DIRECTION:
Each entry has to be copied exactly, with nothing missed.
....
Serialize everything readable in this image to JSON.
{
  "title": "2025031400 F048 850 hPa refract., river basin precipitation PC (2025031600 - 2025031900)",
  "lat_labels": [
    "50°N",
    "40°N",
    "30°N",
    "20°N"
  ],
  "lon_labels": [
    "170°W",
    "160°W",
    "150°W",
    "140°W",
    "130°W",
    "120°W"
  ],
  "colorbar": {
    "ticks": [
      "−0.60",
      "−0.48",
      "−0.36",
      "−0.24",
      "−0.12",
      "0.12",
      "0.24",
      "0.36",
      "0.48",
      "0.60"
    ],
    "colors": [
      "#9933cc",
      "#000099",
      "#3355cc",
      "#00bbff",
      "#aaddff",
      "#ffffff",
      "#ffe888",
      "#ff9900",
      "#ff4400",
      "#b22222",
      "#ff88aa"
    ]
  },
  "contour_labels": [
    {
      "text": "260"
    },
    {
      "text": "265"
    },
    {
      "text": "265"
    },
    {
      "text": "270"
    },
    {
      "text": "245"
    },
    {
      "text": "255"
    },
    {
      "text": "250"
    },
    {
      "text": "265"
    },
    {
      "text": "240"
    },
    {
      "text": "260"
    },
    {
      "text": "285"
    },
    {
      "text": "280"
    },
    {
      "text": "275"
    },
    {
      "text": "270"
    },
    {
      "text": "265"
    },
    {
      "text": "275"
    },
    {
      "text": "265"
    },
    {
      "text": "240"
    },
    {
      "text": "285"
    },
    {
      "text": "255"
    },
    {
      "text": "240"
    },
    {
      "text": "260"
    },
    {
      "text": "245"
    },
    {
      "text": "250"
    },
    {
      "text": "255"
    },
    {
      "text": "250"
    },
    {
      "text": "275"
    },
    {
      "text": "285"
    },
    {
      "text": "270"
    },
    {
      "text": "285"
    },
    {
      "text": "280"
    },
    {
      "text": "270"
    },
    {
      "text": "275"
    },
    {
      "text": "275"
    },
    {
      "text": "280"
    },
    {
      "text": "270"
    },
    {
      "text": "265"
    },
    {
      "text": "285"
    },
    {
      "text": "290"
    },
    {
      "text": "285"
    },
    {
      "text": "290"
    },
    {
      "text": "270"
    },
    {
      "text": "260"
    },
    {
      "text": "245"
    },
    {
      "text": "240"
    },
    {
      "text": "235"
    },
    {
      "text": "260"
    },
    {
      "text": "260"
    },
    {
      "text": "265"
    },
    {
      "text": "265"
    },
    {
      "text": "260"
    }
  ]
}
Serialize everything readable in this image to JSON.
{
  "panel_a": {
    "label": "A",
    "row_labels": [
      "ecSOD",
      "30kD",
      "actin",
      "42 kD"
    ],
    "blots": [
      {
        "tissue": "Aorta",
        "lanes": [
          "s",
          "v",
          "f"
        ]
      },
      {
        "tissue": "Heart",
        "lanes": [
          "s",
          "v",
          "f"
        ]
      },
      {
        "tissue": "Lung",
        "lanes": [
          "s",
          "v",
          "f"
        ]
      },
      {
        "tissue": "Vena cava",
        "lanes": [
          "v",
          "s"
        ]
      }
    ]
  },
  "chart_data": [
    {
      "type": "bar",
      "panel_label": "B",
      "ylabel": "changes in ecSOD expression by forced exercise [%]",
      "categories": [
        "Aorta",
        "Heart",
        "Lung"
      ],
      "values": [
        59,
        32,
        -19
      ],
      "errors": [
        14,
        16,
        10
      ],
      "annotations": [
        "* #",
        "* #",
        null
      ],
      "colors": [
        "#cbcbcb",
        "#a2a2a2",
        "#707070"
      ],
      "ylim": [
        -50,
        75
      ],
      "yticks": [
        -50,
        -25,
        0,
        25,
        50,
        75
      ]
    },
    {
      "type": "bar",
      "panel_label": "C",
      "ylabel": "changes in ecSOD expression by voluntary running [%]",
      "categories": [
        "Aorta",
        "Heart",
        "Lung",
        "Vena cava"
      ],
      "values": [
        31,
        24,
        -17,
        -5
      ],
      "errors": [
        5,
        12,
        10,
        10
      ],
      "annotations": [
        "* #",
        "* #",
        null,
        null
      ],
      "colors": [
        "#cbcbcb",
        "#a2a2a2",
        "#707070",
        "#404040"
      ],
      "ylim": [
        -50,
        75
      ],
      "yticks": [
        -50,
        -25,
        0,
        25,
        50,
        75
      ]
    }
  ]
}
....
COMPLETED EXERCISE:
Serialize everything readable in this image to JSON.
{
  "title": "2025031400 F048 850 hPa refract., river basin precipitation PC (2025031600 - 2025031900)",
  "lat_labels": [
    "50°N",
    "40°N",
    "30°N",
    "20°N"
  ],
  "lon_labels": [
    "170°W",
    "160°W",
    "150°W",
    "140°W",
    "130°W",
    "120°W"
  ],
  "colorbar": {
    "ticks": [
      "−0.60",
      "−0.48",
      "−0.36",
      "−0.24",
      "−0.12",
      "0.12",
      "0.24",
      "0.36",
      "0.48",
      "0.60"
    ],
    "colors": [
      "#9933cc",
      "#000099",
      "#3355cc",
      "#00bbff",
      "#aaddff",
      "#ffffff",
      "#ffe888",
      "#ff9900",
      "#ff4400",
      "#b22222",
      "#ff88aa"
    ]
  },
  "contour_labels": [
    {
      "text": "260"
    },
    {
      "text": "265"
    },
    {
      "text": "265"
    },
    {
      "text": "270"
    },
    {
      "text": "245"
    },
    {
      "text": "255"
    },
    {
      "text": "250"
    },
    {
      "text": "265"
    },
    {
      "text": "240"
    },
    {
      "text": "260"
    },
    {
      "text": "285"
    },
    {
      "text": "280"
    },
    {
      "text": "275"
    },
    {
      "text": "270"
    },
    {
      "text": "265"
    },
    {
      "text": "275"
    },
    {
      "text": "265"
    },
    {
      "text": "240"
    },
    {
      "text": "285"
    },
    {
      "text": "255"
    },
    {
      "text": "240"
    },
    {
      "text": "260"
    },
    {
      "text": "245"
    },
    {
      "text": "250"
    },
    {
      "text": "255"
    },
    {
      "text": "250"
    },
    {
      "text": "275"
    },
    {
      "text": "285"
    },
    {
      "text": "270"
    },
    {
      "text": "285"
    },
    {
      "text": "280"
    },
    {
      "text": "270"
    },
    {
      "text": "275"
    },
    {
      "text": "275"
    },
    {
      "text": "280"
    },
    {
      "text": "270"
    },
    {
      "text": "265"
    },
    {
      "text": "285"
    },
    {
      "text": "290"
    },
    {
      "text": "285"
    },
    {
      "text": "290"
    },
    {
      "text": "270"
    },
    {
      "text": "260"
    },
    {
      "text": "245"
    },
    {
      "text": "240"
    },
    {
      "text": "235"
    },
    {
      "text": "260"
    },
    {
      "text": "260"
    },
    {
      "text": "265"
    },
    {
      "text": "265"
    },
    {
      "text": "260"
    }
  ]
}
Serialize everything readable in this image to JSON.
{
  "panel_a": {
    "label": "A",
    "row_labels": [
      "ecSOD",
      "30kD",
      "actin",
      "42 kD"
    ],
    "blots": [
      {
        "tissue": "Aorta",
        "lanes": [
          "s",
          "v",
          "f"
        ]
      },
      {
        "tissue": "Heart",
        "lanes": [
          "s",
          "v",
          "f"
        ]
      },
      {
        "tissue": "Lung",
        "lanes": [
          "s",
          "v",
          "f"
        ]
      },
      {
        "tissue": "Vena cava",
        "lanes": [
          "v",
          "s"
        ]
      }
    ]
  },
  "chart_data": [
    {
      "type": "bar",
      "panel_label": "B",
      "ylabel": "changes in ecSOD expression by forced exercise [%]",
      "categories": [
        "Aorta",
        "Heart",
        "Lung"
      ],
      "values": [
        59,
        32,
        -19
      ],
      "errors": [
        14,
        16,
        10
      ],
      "annotations": [
        "* #",
        "* #",
        null
      ],
      "colors": [
        "#cbcbcb",
        "#a2a2a2",
        "#707070"
      ],
      "ylim": [
        -50,
        75
      ],
      "yticks": [
        -50,
        -25,
        0,
        25,
        50,
        75
      ]
    },
    {
      "type": "bar",
      "panel_label": "C",
      "ylabel": "changes in ecSOD expression by voluntary running [%]",
      "categories": [
        "Aorta",
        "Heart",
        "Lung",
        "Vena cava"
      ],
      "values": [
        31,
        24,
        -17,
        -5
      ],
      "errors": [
        5,
        12,
        10,
        10
      ],
      "annotations": [
        "* #",
        "* #",
        null,
        null
      ],
      "colors": [
        "#cbcbcb",
        "#a2a2a2",
        "#707070",
        "#404040"
      ],
      "ylim": [
        -50,
        75
      ],
      "yticks": [
        -50,
        -25,
        0,
        25,
        50,
        75
      ]
    }
  ]
}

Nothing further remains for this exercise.